◆ **WORK ORDER**
Return every line of the data below word for word, including the punctuation.

◆ **Records from a collection**
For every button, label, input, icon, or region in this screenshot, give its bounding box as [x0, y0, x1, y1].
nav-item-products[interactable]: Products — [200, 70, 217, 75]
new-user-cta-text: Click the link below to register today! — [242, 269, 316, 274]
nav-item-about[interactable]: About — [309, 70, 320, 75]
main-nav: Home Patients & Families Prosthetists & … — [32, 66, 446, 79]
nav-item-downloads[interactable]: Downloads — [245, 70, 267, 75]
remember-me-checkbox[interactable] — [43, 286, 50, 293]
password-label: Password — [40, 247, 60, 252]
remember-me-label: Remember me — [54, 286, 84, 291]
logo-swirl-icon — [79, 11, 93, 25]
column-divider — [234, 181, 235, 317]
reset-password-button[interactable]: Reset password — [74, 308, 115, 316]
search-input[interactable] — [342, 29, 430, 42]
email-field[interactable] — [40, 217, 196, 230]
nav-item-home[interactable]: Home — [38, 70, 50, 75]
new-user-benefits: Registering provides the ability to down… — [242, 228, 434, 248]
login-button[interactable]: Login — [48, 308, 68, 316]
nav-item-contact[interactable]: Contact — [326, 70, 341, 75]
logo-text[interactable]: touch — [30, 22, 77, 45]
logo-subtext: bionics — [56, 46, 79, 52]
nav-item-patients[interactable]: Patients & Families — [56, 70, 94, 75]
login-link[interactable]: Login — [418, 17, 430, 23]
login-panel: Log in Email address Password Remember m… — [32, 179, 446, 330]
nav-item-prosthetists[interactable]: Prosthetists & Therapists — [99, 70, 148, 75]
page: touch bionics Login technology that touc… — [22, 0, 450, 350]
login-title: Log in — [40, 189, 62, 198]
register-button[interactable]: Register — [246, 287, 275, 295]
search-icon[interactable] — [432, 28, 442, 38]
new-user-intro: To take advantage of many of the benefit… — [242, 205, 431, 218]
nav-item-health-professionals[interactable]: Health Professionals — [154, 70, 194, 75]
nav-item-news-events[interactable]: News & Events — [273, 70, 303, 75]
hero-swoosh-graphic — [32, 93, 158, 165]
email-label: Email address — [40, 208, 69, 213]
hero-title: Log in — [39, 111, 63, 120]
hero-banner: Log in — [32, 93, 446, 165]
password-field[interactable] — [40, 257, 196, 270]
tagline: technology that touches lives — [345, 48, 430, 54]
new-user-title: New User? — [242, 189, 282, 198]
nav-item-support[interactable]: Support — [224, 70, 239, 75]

◆ **ANSWER TO THE PROBLEM**
For every button, label, input, icon, or region in this screenshot, give its bounding box as [x0, y0, x1, y1].
nav-item-products[interactable]: Products — [200, 70, 217, 75]
new-user-cta-text: Click the link below to register today! — [242, 269, 316, 274]
nav-item-about[interactable]: About — [309, 70, 320, 75]
main-nav: Home Patients & Families Prosthetists & … — [32, 66, 446, 79]
nav-item-downloads[interactable]: Downloads — [245, 70, 267, 75]
remember-me-checkbox[interactable] — [43, 286, 50, 293]
password-label: Password — [40, 247, 60, 252]
remember-me-label: Remember me — [54, 286, 84, 291]
logo-swirl-icon — [79, 11, 93, 25]
column-divider — [234, 181, 235, 317]
reset-password-button[interactable]: Reset password — [74, 308, 115, 316]
search-input[interactable] — [342, 29, 430, 42]
email-field[interactable] — [40, 217, 196, 230]
nav-item-home[interactable]: Home — [38, 70, 50, 75]
new-user-benefits: Registering provides the ability to down… — [242, 228, 434, 248]
login-button[interactable]: Login — [48, 308, 68, 316]
nav-item-contact[interactable]: Contact — [326, 70, 341, 75]
logo-text[interactable]: touch — [30, 22, 77, 45]
logo-subtext: bionics — [56, 46, 79, 52]
nav-item-patients[interactable]: Patients & Families — [56, 70, 94, 75]
login-link[interactable]: Login — [418, 17, 430, 23]
login-panel: Log in Email address Password Remember m… — [32, 179, 446, 330]
nav-item-prosthetists[interactable]: Prosthetists & Therapists — [99, 70, 148, 75]
page: touch bionics Login technology that touc… — [22, 0, 450, 350]
login-title: Log in — [40, 189, 62, 198]
register-button[interactable]: Register — [246, 287, 275, 295]
search-icon[interactable] — [432, 28, 442, 38]
new-user-intro: To take advantage of many of the benefit… — [242, 205, 431, 218]
nav-item-health-professionals[interactable]: Health Professionals — [154, 70, 194, 75]
nav-item-news-events[interactable]: News & Events — [273, 70, 303, 75]
hero-swoosh-graphic — [32, 93, 158, 165]
email-label: Email address — [40, 208, 69, 213]
hero-title: Log in — [39, 111, 63, 120]
hero-banner: Log in — [32, 93, 446, 165]
password-field[interactable] — [40, 257, 196, 270]
tagline: technology that touches lives — [345, 48, 430, 54]
new-user-title: New User? — [242, 189, 282, 198]
nav-item-support[interactable]: Support — [224, 70, 239, 75]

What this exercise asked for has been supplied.